[Dataset items]
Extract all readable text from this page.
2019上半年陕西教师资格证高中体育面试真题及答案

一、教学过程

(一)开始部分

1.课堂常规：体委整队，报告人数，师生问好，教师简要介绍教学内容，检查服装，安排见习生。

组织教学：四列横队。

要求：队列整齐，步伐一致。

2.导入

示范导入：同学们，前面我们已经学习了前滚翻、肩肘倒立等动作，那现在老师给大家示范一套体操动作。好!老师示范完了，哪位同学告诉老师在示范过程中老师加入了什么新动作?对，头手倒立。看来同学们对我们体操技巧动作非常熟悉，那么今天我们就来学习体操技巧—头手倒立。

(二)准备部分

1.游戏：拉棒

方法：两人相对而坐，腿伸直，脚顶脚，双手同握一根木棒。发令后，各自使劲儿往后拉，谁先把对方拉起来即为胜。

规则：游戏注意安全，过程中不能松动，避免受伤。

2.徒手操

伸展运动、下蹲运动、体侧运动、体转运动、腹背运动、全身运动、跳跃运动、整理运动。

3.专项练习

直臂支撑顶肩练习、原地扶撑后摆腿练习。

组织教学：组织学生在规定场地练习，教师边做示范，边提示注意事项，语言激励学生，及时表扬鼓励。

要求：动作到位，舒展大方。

...

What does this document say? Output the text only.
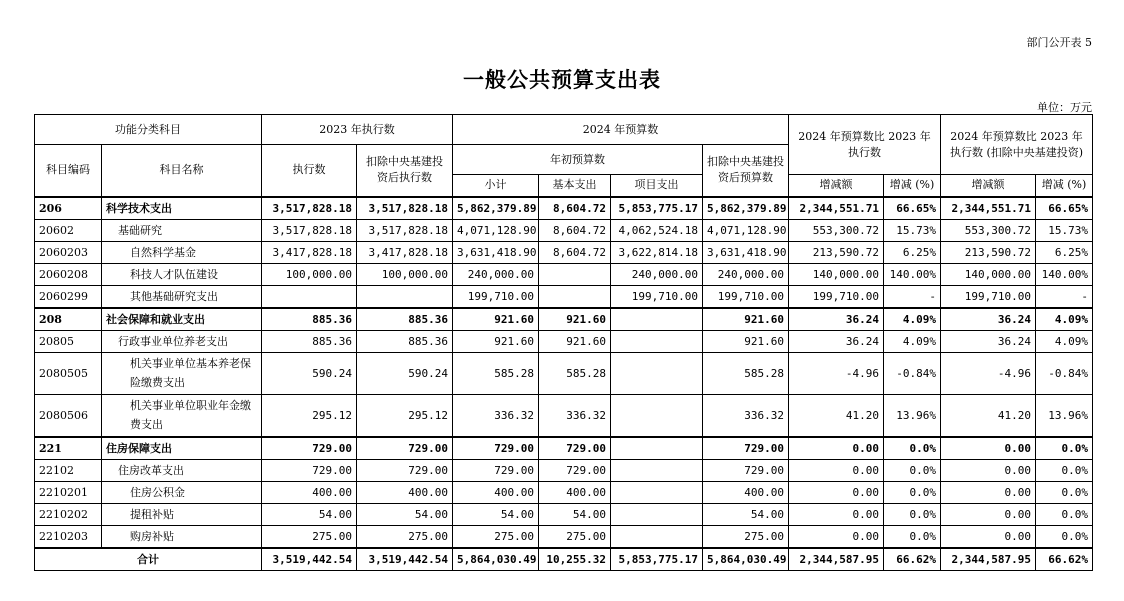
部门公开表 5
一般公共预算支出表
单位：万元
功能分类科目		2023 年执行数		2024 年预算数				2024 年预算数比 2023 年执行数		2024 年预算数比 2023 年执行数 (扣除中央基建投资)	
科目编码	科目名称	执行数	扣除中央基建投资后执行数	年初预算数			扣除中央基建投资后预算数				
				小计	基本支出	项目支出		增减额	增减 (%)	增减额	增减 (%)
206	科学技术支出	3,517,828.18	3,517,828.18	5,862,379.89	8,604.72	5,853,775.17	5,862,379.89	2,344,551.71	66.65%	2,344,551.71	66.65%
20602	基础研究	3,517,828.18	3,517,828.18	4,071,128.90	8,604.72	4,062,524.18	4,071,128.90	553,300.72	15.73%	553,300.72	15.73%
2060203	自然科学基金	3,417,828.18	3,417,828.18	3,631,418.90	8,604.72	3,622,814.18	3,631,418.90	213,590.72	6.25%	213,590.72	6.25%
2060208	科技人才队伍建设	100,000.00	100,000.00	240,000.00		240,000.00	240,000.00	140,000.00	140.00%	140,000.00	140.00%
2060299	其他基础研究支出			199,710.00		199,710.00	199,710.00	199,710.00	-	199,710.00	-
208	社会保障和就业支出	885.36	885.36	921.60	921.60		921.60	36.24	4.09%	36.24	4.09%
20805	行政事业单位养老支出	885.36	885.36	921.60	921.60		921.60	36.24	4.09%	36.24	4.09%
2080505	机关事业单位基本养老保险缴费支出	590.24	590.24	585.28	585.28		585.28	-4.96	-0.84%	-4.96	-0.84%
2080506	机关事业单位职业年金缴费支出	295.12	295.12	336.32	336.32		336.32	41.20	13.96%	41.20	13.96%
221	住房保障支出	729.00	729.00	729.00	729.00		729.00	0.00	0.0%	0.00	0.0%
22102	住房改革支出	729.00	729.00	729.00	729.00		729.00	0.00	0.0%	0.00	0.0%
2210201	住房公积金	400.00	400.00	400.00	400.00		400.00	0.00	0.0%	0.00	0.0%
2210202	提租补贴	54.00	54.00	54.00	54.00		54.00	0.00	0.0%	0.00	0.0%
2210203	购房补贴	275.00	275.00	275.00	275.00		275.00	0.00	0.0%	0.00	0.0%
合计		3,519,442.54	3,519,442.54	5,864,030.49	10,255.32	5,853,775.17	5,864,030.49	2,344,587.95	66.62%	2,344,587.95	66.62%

--

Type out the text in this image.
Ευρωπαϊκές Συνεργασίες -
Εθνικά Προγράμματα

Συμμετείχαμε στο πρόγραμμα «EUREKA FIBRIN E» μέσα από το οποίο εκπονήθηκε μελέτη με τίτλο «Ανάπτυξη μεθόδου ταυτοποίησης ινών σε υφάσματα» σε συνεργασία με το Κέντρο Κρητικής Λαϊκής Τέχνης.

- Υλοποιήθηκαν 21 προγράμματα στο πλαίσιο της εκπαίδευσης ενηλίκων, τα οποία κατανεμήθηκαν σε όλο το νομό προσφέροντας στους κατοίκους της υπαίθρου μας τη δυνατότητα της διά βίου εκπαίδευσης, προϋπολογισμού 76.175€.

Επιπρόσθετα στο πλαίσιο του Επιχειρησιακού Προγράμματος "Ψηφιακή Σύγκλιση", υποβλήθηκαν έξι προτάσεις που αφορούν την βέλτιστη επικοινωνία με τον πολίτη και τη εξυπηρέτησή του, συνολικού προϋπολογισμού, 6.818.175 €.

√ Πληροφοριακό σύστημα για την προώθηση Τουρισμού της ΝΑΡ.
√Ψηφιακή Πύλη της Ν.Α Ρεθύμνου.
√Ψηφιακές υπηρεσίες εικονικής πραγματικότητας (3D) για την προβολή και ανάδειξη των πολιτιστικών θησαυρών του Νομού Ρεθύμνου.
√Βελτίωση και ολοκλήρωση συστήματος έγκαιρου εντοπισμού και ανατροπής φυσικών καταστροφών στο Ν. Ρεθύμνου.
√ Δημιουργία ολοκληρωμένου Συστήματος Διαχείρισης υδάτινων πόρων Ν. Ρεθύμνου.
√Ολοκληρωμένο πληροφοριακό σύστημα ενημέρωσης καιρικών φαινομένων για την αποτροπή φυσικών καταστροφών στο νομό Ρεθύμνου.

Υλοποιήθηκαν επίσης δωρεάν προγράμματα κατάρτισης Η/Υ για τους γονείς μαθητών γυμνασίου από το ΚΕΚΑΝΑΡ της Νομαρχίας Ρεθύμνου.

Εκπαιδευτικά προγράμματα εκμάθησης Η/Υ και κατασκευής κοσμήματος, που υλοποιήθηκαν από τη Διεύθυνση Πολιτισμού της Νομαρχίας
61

## Job
Where a line in the material above holds "φυσικών", copy that line.

## Exercise solution
√Βελτίωση και ολοκλήρωση συστήματος έγκαιρου εντοπισμού και ανατροπής φυσικών καταστροφών στο Ν. Ρεθύμνου.
√Ολοκληρωμένο πληροφοριακό σύστημα ενημέρωσης καιρικών φαινομένων για την αποτροπή φυσικών καταστροφών στο νομό Ρεθύμνου.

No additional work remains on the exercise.